* begin *
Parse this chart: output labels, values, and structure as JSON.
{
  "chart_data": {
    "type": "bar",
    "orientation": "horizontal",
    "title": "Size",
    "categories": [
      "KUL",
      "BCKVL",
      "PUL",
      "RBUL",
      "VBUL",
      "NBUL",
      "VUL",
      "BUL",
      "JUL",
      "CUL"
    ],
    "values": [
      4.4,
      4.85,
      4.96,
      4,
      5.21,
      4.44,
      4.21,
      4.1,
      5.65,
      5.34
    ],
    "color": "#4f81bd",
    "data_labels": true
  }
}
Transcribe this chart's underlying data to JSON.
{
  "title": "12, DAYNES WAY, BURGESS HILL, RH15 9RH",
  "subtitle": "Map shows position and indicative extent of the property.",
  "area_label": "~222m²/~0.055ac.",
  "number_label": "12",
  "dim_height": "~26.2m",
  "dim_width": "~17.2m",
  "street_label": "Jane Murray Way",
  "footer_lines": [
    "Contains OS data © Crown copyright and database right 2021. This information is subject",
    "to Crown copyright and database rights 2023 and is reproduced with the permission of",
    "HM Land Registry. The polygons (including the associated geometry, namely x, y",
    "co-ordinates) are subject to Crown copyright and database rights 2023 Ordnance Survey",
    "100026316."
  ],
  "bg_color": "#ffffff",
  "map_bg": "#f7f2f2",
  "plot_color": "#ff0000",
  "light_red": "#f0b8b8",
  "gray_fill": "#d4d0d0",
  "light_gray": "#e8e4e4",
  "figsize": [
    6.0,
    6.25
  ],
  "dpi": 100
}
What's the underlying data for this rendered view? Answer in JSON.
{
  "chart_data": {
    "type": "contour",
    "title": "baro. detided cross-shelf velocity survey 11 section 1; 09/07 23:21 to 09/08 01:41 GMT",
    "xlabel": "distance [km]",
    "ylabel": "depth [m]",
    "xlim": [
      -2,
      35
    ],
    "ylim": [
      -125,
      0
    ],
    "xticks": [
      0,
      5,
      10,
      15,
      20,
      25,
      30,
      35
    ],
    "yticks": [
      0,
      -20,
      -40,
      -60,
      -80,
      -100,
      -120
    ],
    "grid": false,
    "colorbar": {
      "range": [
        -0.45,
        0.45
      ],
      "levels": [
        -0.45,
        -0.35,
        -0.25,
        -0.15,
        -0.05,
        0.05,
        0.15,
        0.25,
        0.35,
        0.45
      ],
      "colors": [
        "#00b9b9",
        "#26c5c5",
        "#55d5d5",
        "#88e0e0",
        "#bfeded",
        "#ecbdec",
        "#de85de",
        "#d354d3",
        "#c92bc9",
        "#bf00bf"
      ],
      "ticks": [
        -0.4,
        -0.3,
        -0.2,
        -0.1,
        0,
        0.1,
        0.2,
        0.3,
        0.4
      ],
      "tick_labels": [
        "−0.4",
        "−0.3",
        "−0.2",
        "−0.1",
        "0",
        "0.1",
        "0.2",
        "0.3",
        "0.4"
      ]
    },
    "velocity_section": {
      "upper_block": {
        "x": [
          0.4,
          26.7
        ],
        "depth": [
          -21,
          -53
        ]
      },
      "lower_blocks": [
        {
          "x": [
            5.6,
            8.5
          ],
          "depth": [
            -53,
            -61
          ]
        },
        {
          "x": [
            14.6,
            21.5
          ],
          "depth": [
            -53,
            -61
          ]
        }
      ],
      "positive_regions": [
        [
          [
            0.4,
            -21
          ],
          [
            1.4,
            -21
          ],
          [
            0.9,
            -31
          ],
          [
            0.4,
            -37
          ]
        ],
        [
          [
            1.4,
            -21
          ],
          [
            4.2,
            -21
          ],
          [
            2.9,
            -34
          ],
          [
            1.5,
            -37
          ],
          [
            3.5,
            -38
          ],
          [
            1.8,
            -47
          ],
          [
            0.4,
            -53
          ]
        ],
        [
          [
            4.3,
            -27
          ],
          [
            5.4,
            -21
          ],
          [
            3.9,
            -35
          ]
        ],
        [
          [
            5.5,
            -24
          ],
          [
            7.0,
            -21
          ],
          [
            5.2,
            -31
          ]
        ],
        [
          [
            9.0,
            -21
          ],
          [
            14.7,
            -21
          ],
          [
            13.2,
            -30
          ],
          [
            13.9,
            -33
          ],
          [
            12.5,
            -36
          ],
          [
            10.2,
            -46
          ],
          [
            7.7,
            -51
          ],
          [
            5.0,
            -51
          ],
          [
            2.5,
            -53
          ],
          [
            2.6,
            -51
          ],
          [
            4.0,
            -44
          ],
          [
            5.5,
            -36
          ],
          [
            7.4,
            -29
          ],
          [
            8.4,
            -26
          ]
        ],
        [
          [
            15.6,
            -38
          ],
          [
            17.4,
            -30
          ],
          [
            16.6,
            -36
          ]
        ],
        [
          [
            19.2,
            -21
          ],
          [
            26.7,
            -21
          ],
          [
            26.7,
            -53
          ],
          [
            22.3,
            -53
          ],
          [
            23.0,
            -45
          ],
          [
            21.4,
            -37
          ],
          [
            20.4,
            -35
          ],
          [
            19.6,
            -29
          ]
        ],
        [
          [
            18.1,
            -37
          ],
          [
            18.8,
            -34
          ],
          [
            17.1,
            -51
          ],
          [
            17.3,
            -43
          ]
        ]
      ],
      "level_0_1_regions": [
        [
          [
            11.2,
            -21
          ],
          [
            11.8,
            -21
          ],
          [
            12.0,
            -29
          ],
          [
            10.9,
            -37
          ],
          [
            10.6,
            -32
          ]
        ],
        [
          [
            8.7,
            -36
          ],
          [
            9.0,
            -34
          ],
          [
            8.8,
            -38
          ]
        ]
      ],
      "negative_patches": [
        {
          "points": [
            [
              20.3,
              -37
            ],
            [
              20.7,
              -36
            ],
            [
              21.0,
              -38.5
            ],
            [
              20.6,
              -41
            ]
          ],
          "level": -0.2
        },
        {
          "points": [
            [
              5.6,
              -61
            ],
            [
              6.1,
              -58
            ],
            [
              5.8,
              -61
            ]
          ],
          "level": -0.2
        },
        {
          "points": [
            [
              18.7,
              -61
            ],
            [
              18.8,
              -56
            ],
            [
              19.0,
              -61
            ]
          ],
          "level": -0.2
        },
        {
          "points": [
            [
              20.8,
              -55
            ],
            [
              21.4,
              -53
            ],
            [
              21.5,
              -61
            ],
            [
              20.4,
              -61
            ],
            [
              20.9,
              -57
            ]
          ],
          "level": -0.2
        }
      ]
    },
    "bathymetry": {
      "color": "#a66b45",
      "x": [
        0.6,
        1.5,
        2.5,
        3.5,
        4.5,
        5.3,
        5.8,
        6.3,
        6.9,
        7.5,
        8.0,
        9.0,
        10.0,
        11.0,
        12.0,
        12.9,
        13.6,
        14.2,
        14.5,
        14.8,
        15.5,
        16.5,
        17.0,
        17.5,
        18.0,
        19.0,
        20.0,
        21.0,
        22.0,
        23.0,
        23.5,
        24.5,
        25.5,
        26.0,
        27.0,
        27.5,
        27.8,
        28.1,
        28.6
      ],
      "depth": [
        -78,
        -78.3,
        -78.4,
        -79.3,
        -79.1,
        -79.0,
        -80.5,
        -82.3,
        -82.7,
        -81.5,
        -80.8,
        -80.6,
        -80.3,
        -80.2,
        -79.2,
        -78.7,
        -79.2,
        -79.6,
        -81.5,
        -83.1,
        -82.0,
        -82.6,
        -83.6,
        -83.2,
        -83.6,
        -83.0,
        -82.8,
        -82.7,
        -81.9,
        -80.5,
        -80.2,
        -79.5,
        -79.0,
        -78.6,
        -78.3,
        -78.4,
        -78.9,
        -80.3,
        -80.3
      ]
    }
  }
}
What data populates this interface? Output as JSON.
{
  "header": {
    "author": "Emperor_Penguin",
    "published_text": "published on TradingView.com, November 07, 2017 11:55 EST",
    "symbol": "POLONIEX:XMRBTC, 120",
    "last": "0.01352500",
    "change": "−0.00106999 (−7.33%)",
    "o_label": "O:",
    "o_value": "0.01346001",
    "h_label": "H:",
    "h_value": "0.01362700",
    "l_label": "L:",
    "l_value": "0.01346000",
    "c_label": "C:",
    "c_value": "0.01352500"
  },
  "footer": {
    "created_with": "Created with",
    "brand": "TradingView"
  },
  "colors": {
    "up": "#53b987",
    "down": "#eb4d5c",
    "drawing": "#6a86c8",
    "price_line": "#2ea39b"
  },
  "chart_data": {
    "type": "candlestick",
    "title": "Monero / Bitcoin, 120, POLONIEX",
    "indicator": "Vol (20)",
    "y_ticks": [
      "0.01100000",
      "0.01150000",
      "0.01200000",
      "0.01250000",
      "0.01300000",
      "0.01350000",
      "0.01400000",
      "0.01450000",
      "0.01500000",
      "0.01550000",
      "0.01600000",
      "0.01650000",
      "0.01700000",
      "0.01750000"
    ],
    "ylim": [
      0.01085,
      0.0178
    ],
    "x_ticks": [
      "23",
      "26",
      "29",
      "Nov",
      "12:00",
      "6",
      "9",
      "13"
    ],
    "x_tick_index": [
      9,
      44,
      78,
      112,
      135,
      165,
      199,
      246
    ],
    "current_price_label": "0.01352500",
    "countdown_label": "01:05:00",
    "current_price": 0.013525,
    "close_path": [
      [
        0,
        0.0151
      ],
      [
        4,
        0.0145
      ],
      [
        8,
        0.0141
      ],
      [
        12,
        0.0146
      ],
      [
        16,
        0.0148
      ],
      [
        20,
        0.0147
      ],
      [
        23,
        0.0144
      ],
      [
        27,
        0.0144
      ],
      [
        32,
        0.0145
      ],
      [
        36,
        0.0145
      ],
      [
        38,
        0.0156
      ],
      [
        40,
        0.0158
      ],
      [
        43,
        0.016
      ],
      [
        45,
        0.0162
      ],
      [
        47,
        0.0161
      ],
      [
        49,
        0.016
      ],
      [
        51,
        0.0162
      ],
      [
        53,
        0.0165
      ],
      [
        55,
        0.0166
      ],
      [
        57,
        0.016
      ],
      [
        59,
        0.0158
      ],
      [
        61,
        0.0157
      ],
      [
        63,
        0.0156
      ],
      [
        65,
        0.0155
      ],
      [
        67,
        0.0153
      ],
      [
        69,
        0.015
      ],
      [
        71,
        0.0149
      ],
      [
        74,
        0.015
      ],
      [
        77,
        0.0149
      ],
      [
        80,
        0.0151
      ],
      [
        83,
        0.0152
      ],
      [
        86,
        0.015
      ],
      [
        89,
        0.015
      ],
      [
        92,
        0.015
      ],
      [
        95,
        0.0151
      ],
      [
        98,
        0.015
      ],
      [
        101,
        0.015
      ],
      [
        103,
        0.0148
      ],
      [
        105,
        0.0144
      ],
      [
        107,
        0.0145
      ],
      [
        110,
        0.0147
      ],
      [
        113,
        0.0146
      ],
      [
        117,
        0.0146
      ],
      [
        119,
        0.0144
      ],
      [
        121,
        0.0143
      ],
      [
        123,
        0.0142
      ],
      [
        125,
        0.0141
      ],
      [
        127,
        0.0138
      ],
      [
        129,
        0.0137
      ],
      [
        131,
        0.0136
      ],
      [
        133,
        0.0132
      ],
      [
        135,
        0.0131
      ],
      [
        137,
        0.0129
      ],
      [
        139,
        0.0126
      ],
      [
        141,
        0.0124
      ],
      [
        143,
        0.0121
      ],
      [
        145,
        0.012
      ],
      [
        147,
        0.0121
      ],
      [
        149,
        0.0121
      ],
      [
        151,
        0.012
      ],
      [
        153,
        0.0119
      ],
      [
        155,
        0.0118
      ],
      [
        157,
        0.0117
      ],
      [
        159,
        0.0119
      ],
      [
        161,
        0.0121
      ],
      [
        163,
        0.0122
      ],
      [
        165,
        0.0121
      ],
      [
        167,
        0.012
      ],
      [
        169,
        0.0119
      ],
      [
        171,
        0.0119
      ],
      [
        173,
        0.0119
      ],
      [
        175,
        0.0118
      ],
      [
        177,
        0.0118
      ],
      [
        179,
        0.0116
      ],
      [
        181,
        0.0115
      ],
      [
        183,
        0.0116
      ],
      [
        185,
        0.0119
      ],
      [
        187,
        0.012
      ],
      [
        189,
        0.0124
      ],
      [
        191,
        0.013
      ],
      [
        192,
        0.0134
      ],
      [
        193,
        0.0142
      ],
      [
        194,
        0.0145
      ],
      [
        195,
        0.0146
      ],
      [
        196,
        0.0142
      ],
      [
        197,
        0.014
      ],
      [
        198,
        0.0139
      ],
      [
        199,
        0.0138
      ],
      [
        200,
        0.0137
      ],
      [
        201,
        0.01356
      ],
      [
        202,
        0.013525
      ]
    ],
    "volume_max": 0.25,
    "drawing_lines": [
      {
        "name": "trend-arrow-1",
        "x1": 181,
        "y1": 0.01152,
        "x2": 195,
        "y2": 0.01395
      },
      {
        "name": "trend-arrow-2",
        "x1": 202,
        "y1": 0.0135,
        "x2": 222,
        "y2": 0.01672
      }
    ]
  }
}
* end *
Check the data for the word "with" and pull out the lines that have it.

ANSWER BELOW:
    "to Crown copyright and database rights 2023 and is reproduced with the permission of",
    "created_with": "Created with",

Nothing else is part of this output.